## Begin Excerpted data

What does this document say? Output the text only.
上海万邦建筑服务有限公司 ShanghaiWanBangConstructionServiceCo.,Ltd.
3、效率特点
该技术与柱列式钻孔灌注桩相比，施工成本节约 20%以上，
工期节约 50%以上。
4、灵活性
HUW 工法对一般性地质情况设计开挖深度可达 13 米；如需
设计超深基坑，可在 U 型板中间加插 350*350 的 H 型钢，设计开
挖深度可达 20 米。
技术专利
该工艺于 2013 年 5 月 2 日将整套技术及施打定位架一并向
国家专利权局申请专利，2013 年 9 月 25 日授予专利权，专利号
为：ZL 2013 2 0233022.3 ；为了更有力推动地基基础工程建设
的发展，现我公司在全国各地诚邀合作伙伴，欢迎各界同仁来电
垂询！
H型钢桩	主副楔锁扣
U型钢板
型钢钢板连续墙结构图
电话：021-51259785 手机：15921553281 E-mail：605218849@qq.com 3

## End Excerpted data
## Begin Excerpted data

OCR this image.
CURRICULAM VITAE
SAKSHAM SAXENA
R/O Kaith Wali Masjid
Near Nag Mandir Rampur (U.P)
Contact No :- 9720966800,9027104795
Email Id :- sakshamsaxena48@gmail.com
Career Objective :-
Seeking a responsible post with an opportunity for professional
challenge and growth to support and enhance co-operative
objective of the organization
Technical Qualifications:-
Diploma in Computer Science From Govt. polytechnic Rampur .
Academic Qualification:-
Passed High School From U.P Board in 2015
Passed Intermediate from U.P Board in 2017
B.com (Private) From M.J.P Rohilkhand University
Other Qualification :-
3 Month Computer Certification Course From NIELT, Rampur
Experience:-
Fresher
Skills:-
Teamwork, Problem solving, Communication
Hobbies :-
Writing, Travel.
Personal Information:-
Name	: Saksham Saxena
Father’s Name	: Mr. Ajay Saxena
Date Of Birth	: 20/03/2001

## End Excerpted data
## Begin Excerpted data

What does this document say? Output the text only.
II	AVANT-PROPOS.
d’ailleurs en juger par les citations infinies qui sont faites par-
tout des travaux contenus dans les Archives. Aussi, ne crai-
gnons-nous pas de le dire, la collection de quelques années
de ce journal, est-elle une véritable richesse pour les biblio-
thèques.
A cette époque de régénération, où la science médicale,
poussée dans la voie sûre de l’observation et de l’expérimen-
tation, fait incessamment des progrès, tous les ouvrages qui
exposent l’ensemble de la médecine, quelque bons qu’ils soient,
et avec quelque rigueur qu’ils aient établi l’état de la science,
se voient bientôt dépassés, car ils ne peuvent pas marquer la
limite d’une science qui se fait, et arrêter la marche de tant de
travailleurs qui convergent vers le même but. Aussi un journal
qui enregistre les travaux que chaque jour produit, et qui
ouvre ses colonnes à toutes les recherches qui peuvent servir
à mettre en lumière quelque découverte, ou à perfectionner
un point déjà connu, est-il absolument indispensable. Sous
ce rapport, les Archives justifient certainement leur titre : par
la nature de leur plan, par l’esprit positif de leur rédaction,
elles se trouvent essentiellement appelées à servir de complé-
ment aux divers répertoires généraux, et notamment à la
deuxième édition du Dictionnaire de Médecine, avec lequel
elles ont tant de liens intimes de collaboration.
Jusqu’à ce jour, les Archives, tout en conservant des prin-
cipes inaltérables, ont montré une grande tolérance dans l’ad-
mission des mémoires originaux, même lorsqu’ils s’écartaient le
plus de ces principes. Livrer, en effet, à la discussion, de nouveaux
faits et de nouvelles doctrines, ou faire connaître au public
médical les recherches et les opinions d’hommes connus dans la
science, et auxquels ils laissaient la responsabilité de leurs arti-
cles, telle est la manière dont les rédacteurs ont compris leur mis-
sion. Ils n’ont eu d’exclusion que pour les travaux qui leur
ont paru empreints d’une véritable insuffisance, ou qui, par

## End Excerpted data

> [Work to do] Gather, from the listing above, every line carrying the word "véritable".

> [Answer below]
de ce journal, est-elle une véritable richesse pour les biblio-
ont paru empreints d’une véritable insuffisance, ou qui, par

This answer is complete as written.